= Task directions =
Look through the material and copy each line holding "župnije".

════

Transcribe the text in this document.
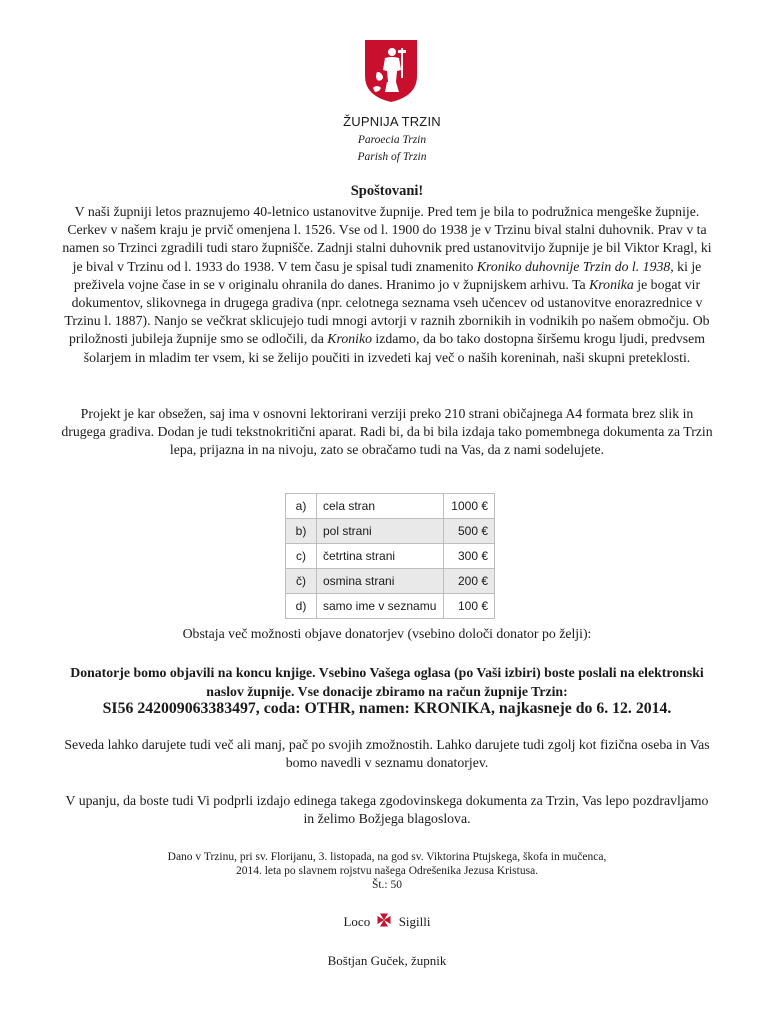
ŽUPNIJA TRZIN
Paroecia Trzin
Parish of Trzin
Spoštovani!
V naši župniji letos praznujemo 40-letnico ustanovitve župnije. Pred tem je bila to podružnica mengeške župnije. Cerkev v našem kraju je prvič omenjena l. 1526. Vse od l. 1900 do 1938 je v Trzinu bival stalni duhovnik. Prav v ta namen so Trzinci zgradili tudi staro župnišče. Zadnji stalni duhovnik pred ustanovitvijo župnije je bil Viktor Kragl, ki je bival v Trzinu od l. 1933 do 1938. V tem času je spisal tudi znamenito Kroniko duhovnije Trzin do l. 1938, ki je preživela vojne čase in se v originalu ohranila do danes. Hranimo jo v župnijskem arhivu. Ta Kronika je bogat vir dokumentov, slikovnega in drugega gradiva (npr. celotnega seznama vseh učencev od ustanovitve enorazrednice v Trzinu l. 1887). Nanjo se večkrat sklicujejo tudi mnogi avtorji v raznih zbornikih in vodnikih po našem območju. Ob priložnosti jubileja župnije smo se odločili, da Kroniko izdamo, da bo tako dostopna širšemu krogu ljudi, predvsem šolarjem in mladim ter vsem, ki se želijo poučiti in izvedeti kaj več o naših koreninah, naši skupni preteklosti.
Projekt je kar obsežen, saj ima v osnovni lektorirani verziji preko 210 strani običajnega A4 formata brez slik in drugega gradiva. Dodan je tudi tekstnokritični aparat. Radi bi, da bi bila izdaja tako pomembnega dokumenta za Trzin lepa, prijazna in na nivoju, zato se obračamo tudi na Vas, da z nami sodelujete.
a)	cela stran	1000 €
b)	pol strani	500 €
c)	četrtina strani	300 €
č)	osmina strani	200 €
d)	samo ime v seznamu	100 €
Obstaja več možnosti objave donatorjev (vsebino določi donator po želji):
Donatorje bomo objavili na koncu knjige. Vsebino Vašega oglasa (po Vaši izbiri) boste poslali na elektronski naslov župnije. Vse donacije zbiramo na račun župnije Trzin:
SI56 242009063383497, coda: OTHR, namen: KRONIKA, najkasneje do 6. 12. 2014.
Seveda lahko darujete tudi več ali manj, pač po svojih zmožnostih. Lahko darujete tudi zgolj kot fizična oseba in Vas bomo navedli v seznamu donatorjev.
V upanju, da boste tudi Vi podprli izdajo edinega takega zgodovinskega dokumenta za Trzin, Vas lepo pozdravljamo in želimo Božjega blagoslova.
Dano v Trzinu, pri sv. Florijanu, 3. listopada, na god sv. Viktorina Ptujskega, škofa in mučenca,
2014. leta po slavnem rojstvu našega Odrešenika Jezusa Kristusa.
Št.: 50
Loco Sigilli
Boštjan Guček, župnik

════

= Exercise output =
V naši župniji letos praznujemo 40-letnico ustanovitve župnije. Pred tem je bila to podružnica mengeške župnije. Cerkev v našem kraju je prvič omenjena l. 1526. Vse od l. 1900 do 1938 je v Trzinu bival stalni duhovnik. Prav v ta namen so Trzinci zgradili tudi staro župnišče. Zadnji stalni duhovnik pred ustanovitvijo župnije je bil Viktor Kragl, ki je bival v Trzinu od l. 1933 do 1938. V tem času je spisal tudi znamenito Kroniko duhovnije Trzin do l. 1938, ki je preživela vojne čase in se v originalu ohranila do danes. Hranimo jo v župnijskem arhivu. Ta Kronika je bogat vir dokumentov, slikovnega in drugega gradiva (npr. celotnega seznama vseh učencev od ustanovitve enorazrednice v Trzinu l. 1887). Nanjo se večkrat sklicujejo tudi mnogi avtorji v raznih zbornikih in vodnikih po našem območju. Ob priložnosti jubileja župnije smo se odločili, da Kroniko izdamo, da bo tako dostopna širšemu krogu ljudi, predvsem šolarjem in mladim ter vsem, ki se želijo poučiti in izvedeti kaj več o naših koreninah, naši skupni preteklosti.
Donatorje bomo objavili na koncu knjige. Vsebino Vašega oglasa (po Vaši izbiri) boste poslali na elektronski naslov župnije. Vse donacije zbiramo na račun župnije Trzin:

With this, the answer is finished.